** Start THE RECORDS **
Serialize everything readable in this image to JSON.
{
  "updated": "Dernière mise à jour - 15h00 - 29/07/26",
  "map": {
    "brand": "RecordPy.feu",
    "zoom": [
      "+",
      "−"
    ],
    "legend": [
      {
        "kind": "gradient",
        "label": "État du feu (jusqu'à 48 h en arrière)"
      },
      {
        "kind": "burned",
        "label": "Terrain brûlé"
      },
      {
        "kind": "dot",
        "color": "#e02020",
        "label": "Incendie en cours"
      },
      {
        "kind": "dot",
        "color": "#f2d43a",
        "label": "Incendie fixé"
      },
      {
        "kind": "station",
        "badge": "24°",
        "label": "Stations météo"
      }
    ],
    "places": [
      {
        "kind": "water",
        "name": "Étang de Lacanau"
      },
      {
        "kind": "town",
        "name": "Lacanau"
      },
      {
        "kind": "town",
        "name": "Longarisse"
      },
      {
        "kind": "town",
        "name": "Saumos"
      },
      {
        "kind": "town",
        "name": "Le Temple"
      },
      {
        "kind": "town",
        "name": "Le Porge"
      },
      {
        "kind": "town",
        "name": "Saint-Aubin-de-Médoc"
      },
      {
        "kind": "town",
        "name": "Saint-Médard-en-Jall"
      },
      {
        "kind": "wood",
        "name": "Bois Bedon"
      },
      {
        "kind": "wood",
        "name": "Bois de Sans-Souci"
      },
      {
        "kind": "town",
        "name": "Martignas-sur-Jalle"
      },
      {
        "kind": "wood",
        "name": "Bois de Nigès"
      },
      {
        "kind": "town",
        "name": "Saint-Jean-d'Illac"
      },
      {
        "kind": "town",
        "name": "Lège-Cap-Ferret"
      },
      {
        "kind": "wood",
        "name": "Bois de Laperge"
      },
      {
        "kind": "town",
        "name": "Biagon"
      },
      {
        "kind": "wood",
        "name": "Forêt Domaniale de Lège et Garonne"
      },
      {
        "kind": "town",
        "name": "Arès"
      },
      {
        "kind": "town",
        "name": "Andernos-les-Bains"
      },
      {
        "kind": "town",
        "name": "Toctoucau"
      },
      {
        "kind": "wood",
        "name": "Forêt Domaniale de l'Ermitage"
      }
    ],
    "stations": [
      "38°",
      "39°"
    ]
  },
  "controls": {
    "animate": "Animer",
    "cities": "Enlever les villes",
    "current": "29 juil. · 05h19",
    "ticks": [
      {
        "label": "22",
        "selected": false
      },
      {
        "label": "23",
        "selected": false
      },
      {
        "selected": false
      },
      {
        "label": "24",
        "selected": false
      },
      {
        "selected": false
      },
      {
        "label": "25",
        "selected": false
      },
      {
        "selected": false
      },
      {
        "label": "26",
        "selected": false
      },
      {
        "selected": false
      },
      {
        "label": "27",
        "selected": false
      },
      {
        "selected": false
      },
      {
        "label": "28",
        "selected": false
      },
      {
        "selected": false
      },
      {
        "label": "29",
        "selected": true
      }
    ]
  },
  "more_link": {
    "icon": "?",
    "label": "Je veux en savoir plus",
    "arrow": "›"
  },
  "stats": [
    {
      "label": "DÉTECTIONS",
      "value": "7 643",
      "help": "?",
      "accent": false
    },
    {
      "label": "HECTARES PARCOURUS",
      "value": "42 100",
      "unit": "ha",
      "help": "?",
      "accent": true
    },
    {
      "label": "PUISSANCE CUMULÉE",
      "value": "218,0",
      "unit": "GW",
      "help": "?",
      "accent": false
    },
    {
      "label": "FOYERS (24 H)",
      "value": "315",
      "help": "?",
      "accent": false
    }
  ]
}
** End THE RECORDS **
▸ WORK TO BE COMPLETED: Produce a verbatim transcription of the entries above.

▸ FULL ANSWER:
Serialize everything readable in this image to JSON.
{
  "updated": "Dernière mise à jour - 15h00 - 29/07/26",
  "map": {
    "brand": "RecordPy.feu",
    "zoom": [
      "+",
      "−"
    ],
    "legend": [
      {
        "kind": "gradient",
        "label": "État du feu (jusqu'à 48 h en arrière)"
      },
      {
        "kind": "burned",
        "label": "Terrain brûlé"
      },
      {
        "kind": "dot",
        "color": "#e02020",
        "label": "Incendie en cours"
      },
      {
        "kind": "dot",
        "color": "#f2d43a",
        "label": "Incendie fixé"
      },
      {
        "kind": "station",
        "badge": "24°",
        "label": "Stations météo"
      }
    ],
    "places": [
      {
        "kind": "water",
        "name": "Étang de Lacanau"
      },
      {
        "kind": "town",
        "name": "Lacanau"
      },
      {
        "kind": "town",
        "name": "Longarisse"
      },
      {
        "kind": "town",
        "name": "Saumos"
      },
      {
        "kind": "town",
        "name": "Le Temple"
      },
      {
        "kind": "town",
        "name": "Le Porge"
      },
      {
        "kind": "town",
        "name": "Saint-Aubin-de-Médoc"
      },
      {
        "kind": "town",
        "name": "Saint-Médard-en-Jall"
      },
      {
        "kind": "wood",
        "name": "Bois Bedon"
      },
      {
        "kind": "wood",
        "name": "Bois de Sans-Souci"
      },
      {
        "kind": "town",
        "name": "Martignas-sur-Jalle"
      },
      {
        "kind": "wood",
        "name": "Bois de Nigès"
      },
      {
        "kind": "town",
        "name": "Saint-Jean-d'Illac"
      },
      {
        "kind": "town",
        "name": "Lège-Cap-Ferret"
      },
      {
        "kind": "wood",
        "name": "Bois de Laperge"
      },
      {
        "kind": "town",
        "name": "Biagon"
      },
      {
        "kind": "wood",
        "name": "Forêt Domaniale de Lège et Garonne"
      },
      {
        "kind": "town",
        "name": "Arès"
      },
      {
        "kind": "town",
        "name": "Andernos-les-Bains"
      },
      {
        "kind": "town",
        "name": "Toctoucau"
      },
      {
        "kind": "wood",
        "name": "Forêt Domaniale de l'Ermitage"
      }
    ],
    "stations": [
      "38°",
      "39°"
    ]
  },
  "controls": {
    "animate": "Animer",
    "cities": "Enlever les villes",
    "current": "29 juil. · 05h19",
    "ticks": [
      {
        "label": "22",
        "selected": false
      },
      {
        "label": "23",
        "selected": false
      },
      {
        "selected": false
      },
      {
        "label": "24",
        "selected": false
      },
      {
        "selected": false
      },
      {
        "label": "25",
        "selected": false
      },
      {
        "selected": false
      },
      {
        "label": "26",
        "selected": false
      },
      {
        "selected": false
      },
      {
        "label": "27",
        "selected": false
      },
      {
        "selected": false
      },
      {
        "label": "28",
        "selected": false
      },
      {
        "selected": false
      },
      {
        "label": "29",
        "selected": true
      }
    ]
  },
  "more_link": {
    "icon": "?",
    "label": "Je veux en savoir plus",
    "arrow": "›"
  },
  "stats": [
    {
      "label": "DÉTECTIONS",
      "value": "7 643",
      "help": "?",
      "accent": false
    },
    {
      "label": "HECTARES PARCOURUS",
      "value": "42 100",
      "unit": "ha",
      "help": "?",
      "accent": true
    },
    {
      "label": "PUISSANCE CUMULÉE",
      "value": "218,0",
      "unit": "GW",
      "help": "?",
      "accent": false
    },
    {
      "label": "FOYERS (24 H)",
      "value": "315",
      "help": "?",
      "accent": false
    }
  ]
}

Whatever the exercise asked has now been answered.